Do this →
Pick out every line that holds the string "State" and copy it.

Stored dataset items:
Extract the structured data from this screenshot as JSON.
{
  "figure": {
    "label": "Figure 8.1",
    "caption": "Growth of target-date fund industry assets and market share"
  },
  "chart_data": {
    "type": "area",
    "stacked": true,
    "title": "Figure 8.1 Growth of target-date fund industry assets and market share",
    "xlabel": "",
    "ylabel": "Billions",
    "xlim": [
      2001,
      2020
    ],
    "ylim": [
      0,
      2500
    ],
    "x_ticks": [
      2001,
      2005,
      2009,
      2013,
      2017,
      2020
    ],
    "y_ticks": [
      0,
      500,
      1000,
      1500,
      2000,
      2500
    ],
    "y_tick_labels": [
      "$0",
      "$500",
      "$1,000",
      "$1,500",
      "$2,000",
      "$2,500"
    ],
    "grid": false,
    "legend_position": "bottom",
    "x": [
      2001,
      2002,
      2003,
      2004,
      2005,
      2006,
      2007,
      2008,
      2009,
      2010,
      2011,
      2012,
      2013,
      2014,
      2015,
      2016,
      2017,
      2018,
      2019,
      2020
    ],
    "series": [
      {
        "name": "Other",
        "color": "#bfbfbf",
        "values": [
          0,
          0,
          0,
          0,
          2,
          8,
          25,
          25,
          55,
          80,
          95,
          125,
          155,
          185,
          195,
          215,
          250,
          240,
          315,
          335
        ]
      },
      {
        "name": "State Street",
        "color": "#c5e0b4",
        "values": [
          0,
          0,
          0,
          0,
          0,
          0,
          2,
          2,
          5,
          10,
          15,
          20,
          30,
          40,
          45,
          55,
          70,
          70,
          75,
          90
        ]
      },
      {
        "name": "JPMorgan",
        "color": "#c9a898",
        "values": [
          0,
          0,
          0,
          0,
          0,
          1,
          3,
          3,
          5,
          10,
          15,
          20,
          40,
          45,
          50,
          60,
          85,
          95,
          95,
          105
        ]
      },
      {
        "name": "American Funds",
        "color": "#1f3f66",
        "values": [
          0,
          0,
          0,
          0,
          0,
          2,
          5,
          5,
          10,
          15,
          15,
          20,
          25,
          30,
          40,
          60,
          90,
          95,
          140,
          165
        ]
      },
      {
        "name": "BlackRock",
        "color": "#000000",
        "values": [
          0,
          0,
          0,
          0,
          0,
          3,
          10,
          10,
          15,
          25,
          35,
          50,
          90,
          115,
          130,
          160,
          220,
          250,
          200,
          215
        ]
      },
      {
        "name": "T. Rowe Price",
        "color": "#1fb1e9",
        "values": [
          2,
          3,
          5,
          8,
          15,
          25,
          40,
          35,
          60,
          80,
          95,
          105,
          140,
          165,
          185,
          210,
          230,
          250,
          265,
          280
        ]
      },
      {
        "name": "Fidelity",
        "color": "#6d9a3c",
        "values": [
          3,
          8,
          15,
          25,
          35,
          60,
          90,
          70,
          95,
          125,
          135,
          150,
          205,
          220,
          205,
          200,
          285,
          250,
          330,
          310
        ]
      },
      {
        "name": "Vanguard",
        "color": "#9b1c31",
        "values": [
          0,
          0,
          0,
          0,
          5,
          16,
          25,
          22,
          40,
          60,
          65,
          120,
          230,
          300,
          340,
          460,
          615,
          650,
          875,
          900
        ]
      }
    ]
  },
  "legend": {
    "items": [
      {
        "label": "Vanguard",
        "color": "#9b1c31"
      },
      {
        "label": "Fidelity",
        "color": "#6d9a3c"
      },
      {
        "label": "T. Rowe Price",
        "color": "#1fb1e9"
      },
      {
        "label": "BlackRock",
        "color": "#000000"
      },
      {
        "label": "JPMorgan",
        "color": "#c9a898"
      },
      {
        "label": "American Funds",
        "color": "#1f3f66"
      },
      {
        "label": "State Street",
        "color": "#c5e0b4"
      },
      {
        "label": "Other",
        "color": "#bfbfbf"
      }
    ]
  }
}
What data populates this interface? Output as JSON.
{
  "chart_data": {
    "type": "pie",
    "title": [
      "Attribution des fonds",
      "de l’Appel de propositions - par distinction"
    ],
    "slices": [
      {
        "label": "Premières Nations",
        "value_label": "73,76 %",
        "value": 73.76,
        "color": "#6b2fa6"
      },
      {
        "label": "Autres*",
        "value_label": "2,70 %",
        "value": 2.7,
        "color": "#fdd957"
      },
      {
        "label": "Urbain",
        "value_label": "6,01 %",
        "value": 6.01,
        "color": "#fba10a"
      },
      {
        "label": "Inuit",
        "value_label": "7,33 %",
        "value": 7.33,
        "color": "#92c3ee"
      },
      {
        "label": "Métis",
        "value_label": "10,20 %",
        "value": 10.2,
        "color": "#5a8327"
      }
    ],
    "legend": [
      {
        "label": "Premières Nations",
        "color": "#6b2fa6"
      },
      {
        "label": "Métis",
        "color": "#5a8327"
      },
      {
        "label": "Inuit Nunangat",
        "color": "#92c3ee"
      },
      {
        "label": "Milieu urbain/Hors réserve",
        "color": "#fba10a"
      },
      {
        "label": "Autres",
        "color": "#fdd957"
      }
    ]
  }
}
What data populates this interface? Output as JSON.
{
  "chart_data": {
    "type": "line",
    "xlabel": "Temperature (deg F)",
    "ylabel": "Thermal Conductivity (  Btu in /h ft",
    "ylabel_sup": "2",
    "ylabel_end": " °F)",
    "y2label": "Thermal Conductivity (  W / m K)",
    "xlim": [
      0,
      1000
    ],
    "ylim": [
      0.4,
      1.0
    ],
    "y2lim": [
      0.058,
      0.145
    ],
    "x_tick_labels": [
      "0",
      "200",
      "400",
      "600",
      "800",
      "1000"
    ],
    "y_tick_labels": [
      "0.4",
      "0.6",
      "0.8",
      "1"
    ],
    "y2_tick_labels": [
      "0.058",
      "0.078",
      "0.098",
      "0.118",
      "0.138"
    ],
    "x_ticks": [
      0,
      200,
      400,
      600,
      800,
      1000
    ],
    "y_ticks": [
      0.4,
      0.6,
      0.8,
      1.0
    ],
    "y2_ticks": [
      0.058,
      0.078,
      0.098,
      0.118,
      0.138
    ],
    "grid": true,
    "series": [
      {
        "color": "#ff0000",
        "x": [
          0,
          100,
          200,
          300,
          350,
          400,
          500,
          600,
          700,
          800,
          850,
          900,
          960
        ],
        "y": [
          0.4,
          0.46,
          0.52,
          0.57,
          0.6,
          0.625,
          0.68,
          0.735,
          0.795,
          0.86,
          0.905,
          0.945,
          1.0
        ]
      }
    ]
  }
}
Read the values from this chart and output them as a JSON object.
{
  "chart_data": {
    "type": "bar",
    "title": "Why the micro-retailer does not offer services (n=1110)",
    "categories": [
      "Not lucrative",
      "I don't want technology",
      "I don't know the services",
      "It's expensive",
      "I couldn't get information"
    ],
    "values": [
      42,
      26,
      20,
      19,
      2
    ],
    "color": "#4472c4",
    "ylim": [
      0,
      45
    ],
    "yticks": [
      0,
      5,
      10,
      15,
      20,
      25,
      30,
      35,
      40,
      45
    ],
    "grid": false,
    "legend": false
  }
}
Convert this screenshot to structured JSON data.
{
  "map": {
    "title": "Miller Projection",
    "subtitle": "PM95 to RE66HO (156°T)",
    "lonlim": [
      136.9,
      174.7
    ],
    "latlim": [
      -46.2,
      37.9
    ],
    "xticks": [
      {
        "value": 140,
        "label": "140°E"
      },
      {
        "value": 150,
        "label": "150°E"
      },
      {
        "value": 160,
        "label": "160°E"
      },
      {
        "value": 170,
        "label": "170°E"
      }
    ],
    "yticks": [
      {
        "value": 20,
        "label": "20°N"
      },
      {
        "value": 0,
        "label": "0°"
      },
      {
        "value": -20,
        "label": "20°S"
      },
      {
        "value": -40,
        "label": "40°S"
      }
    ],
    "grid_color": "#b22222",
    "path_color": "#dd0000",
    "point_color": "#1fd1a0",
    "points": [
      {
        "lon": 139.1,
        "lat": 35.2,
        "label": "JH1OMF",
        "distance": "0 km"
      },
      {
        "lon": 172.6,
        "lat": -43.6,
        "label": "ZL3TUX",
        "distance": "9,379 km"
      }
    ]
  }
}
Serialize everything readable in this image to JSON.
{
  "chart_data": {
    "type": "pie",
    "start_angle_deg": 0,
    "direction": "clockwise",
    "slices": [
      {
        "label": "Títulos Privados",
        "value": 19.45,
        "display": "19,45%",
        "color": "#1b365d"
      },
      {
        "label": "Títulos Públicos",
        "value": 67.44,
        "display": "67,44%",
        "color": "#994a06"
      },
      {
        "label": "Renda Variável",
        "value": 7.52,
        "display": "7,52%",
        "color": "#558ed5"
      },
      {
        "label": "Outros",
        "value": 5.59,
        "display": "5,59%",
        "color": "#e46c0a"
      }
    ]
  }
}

Full output →
        "name": "State Street",
        "label": "State Street",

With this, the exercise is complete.